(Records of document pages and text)
== Segment start ==

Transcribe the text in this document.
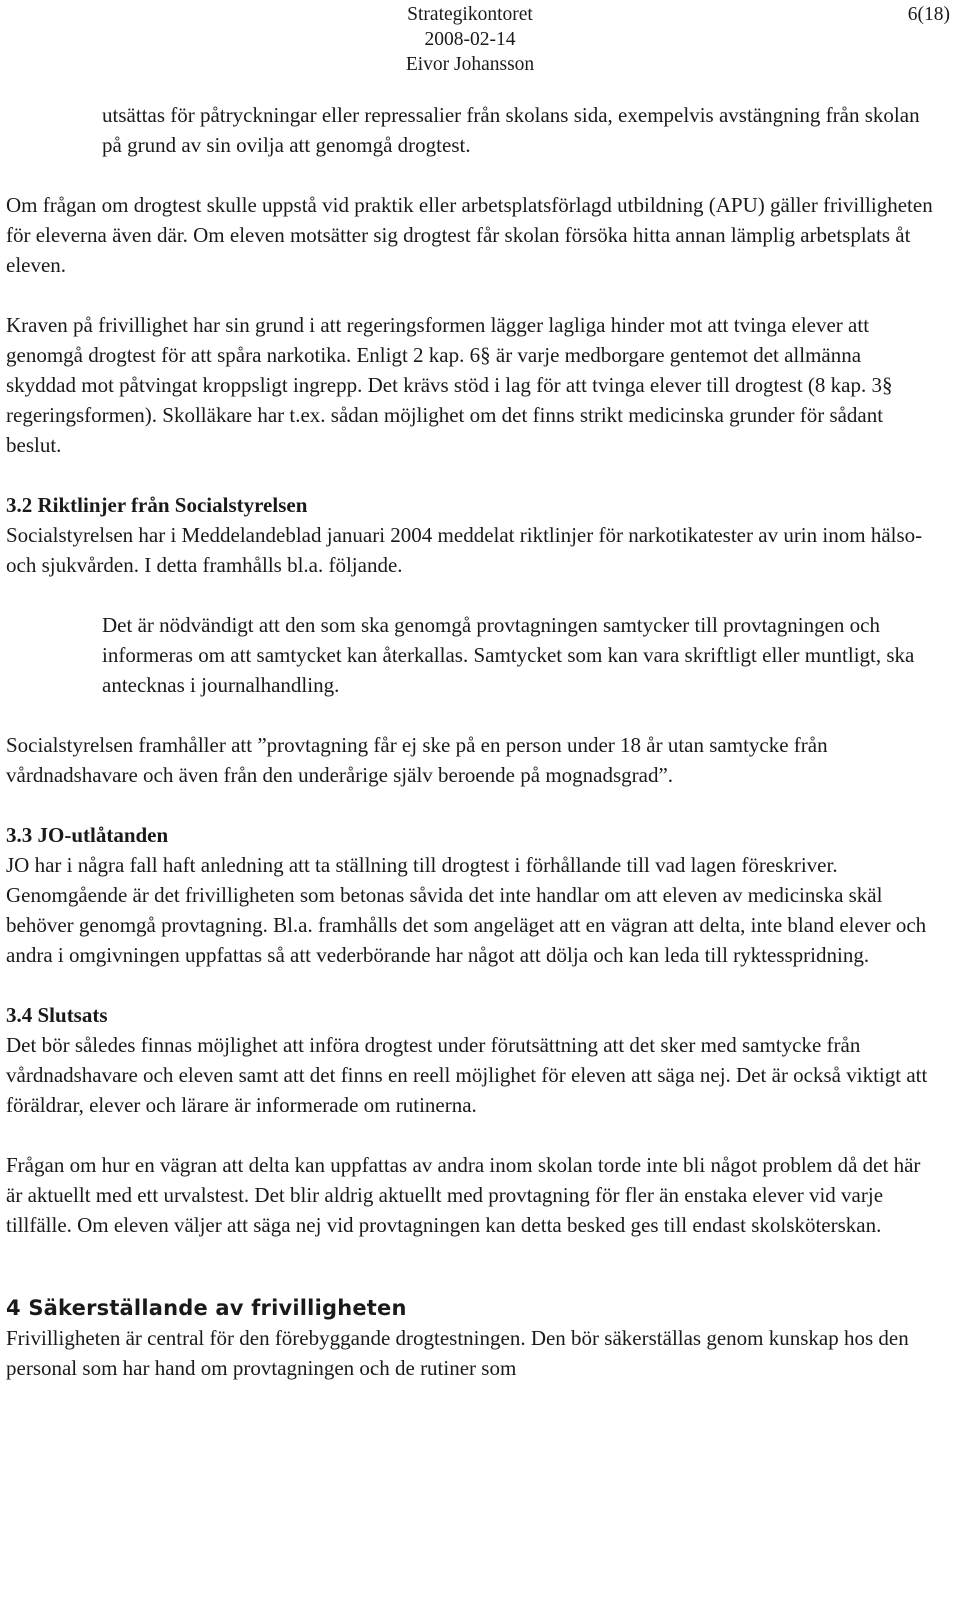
Strategikontoret
2008-02-14
Eivor Johansson
6(18)

utsättas för påtryckningar eller repressalier från skolans sida, exempelvis avstängning från skolan på grund av sin ovilja att genomgå drogtest.

Om frågan om drogtest skulle uppstå vid praktik eller arbetsplatsförlagd utbildning (APU) gäller frivilligheten för eleverna även där. Om eleven motsätter sig drogtest får skolan försöka hitta annan lämplig arbetsplats åt eleven.

Kraven på frivillighet har sin grund i att regeringsformen lägger lagliga hinder mot att tvinga elever att genomgå drogtest för att spåra narkotika. Enligt 2 kap. 6§ är varje medborgare gentemot det allmänna skyddad mot påtvingat kroppsligt ingrepp. Det krävs stöd i lag för att tvinga elever till drogtest (8 kap. 3§ regeringsformen). Skolläkare har t.ex. sådan möjlighet om det finns strikt medicinska grunder för sådant beslut.

3.2 Riktlinjer från Socialstyrelsen

Socialstyrelsen har i Meddelandeblad januari 2004 meddelat riktlinjer för narkotikatester av urin inom hälso- och sjukvården. I detta framhålls bl.a. följande.

Det är nödvändigt att den som ska genomgå provtagningen samtycker till provtagningen och informeras om att samtycket kan återkallas. Samtycket som kan vara skriftligt eller muntligt, ska antecknas i journalhandling.

Socialstyrelsen framhåller att ”provtagning får ej ske på en person under 18 år utan samtycke från vårdnadshavare och även från den underårige själv beroende på mognadsgrad”.

3.3 JO-utlåtanden

JO har i några fall haft anledning att ta ställning till drogtest i förhållande till vad lagen föreskriver. Genomgående är det frivilligheten som betonas såvida det inte handlar om att eleven av medicinska skäl behöver genomgå provtagning. Bl.a. framhålls det som angeläget att en vägran att delta, inte bland elever och andra i omgivningen uppfattas så att vederbörande har något att dölja och kan leda till ryktesspridning.

3.4 Slutsats

Det bör således finnas möjlighet att införa drogtest under förutsättning att det sker med samtycke från vårdnadshavare och eleven samt att det finns en reell möjlighet för eleven att säga nej. Det är också viktigt att föräldrar, elever och lärare är informerade om rutinerna.

Frågan om hur en vägran att delta kan uppfattas av andra inom skolan torde inte bli något problem då det här är aktuellt med ett urvalstest. Det blir aldrig aktuellt med provtagning för fler än enstaka elever vid varje tillfälle. Om eleven väljer att säga nej vid provtagningen kan detta besked ges till endast skolsköterskan.

4 Säkerställande av frivilligheten

Frivilligheten är central för den förebyggande drogtestningen. Den bör säkerställas genom kunskap hos den personal som har hand om provtagningen och de rutiner som
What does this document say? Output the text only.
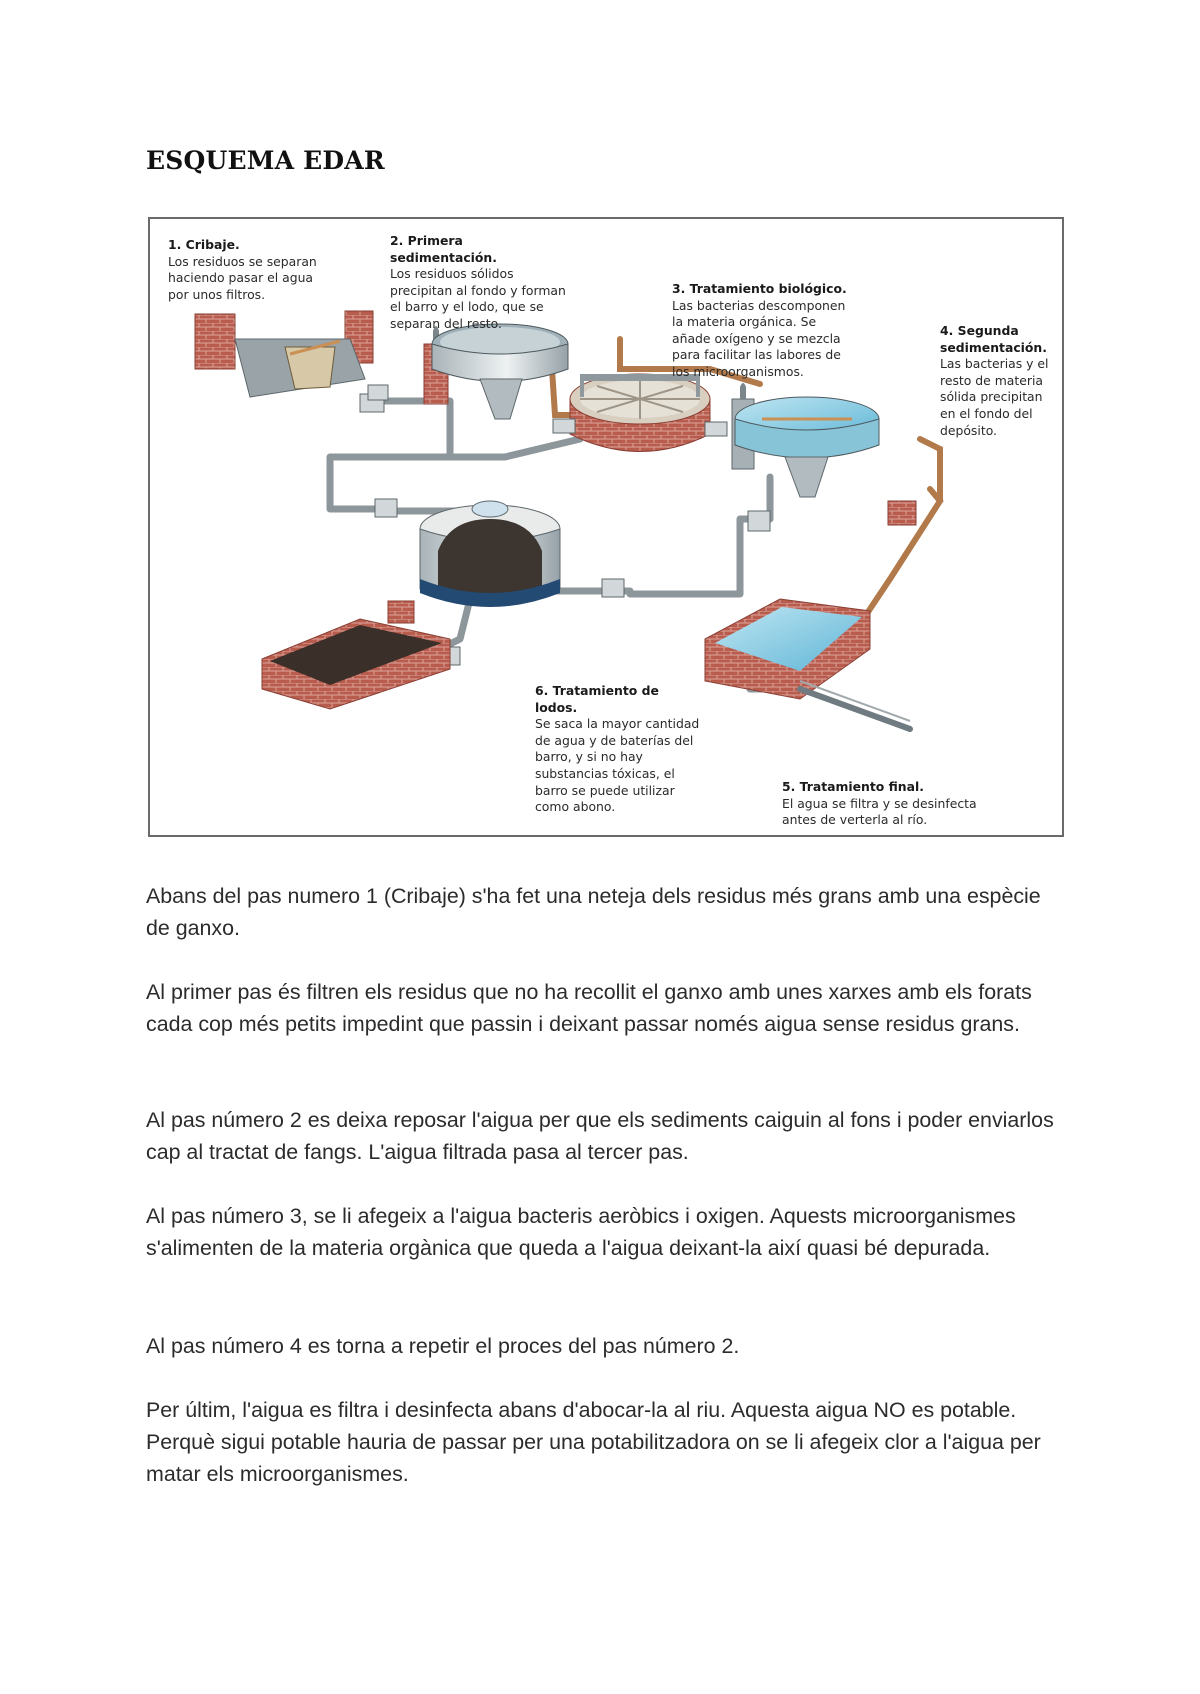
ESQUEMA EDAR
1. Cribaje.
Los residuos se separan haciendo pasar el agua por unos filtros.
2. Primera sedimentación.
Los residuos sólidos precipitan al fondo y forman el barro y el lodo, que se separan del resto.
3. Tratamiento biológico.
Las bacterias descomponen la materia orgánica. Se añade oxígeno y se mezcla para facilitar las labores de los microorganismos.
4. Segunda sedimentación.
Las bacterias y el resto de materia sólida precipitan en el fondo del depósito.
5. Tratamiento final.
El agua se filtra y se desinfecta antes de verterla al río.
6. Tratamiento de lodos.
Se saca la mayor cantidad de agua y de baterías del barro, y si no hay substancias tóxicas, el barro se puede utilizar como abono.

Abans del pas numero 1 (Cribaje) s'ha fet una neteja dels residus més grans amb una espècie de ganxo.

Al primer pas és filtren els residus que no ha recollit el ganxo amb unes xarxes amb els forats cada cop més petits impedint que passin i deixant passar només aigua sense residus grans.

Al pas número 2 es deixa reposar l'aigua per que els sediments caiguin al fons i poder enviarlos cap al tractat de fangs. L'aigua filtrada pasa al tercer pas.

Al pas número 3, se li afegeix a l'aigua bacteris aeròbics i oxigen. Aquests microorganismes s'alimenten de la materia orgànica que queda a l'aigua deixant-la així quasi bé depurada.

Al pas número 4 es torna a repetir el proces del pas número 2.

Per últim, l'aigua es filtra i desinfecta abans d'abocar-la al riu. Aquesta aigua NO es potable. Perquè sigui potable hauria de passar per una potabilitzadora on se li afegeix clor a l'aigua per matar els microorganismes.
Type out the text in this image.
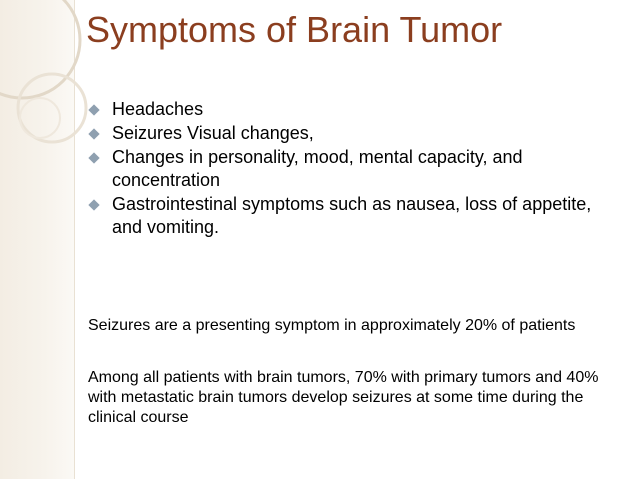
Symptoms of Brain Tumor
Headaches
Seizures Visual changes,
Changes in personality, mood, mental capacity, and concentration
Gastrointestinal symptoms such as nausea, loss of appetite, and vomiting.

Seizures are a presenting symptom in approximately 20% of patients

Among all patients with brain tumors, 70% with primary tumors and 40% with metastatic brain tumors develop seizures at some time during the clinical course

== Segment end ==

- **Task details**
From the data, collect all lines where the string "vårdnadshavare" appears.

- **Answer box**
Socialstyrelsen framhåller att ”provtagning får ej ske på en person under 18 år utan samtycke från vårdnadshavare och även från den underårige själv beroende på mognadsgrad”.
Det bör således finnas möjlighet att införa drogtest under förutsättning att det sker med samtycke från vårdnadshavare och eleven samt att det finns en reell möjlighet för eleven att säga nej. Det är också viktigt att föräldrar, elever och lärare är informerade om rutinerna.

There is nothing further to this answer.